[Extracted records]

******

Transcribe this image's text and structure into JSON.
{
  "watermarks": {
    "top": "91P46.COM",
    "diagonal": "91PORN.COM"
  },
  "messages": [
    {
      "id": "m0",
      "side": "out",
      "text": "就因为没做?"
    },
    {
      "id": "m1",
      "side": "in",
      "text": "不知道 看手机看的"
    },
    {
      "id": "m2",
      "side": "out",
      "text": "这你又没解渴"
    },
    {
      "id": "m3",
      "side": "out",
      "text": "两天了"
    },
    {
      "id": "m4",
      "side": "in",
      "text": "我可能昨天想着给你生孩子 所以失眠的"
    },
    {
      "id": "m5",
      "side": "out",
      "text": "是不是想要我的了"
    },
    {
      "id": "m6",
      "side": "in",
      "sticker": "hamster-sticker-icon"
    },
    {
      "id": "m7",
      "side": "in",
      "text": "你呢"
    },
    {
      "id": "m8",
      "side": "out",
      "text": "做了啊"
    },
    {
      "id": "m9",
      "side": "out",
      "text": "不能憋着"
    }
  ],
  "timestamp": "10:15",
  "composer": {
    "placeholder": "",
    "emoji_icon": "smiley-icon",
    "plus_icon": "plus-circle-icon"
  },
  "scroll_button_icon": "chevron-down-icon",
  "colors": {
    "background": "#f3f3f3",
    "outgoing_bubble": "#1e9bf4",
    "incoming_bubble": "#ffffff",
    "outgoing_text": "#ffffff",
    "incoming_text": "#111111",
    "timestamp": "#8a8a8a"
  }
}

******

Exercise brief:
All of the data needs to be reproduced exactly, with no line missing.

Response to the task:
Transcribe this image's text and structure into JSON.
{
  "watermarks": {
    "top": "91P46.COM",
    "diagonal": "91PORN.COM"
  },
  "messages": [
    {
      "id": "m0",
      "side": "out",
      "text": "就因为没做?"
    },
    {
      "id": "m1",
      "side": "in",
      "text": "不知道 看手机看的"
    },
    {
      "id": "m2",
      "side": "out",
      "text": "这你又没解渴"
    },
    {
      "id": "m3",
      "side": "out",
      "text": "两天了"
    },
    {
      "id": "m4",
      "side": "in",
      "text": "我可能昨天想着给你生孩子 所以失眠的"
    },
    {
      "id": "m5",
      "side": "out",
      "text": "是不是想要我的了"
    },
    {
      "id": "m6",
      "side": "in",
      "sticker": "hamster-sticker-icon"
    },
    {
      "id": "m7",
      "side": "in",
      "text": "你呢"
    },
    {
      "id": "m8",
      "side": "out",
      "text": "做了啊"
    },
    {
      "id": "m9",
      "side": "out",
      "text": "不能憋着"
    }
  ],
  "timestamp": "10:15",
  "composer": {
    "placeholder": "",
    "emoji_icon": "smiley-icon",
    "plus_icon": "plus-circle-icon"
  },
  "scroll_button_icon": "chevron-down-icon",
  "colors": {
    "background": "#f3f3f3",
    "outgoing_bubble": "#1e9bf4",
    "incoming_bubble": "#ffffff",
    "outgoing_text": "#ffffff",
    "incoming_text": "#111111",
    "timestamp": "#8a8a8a"
  }
}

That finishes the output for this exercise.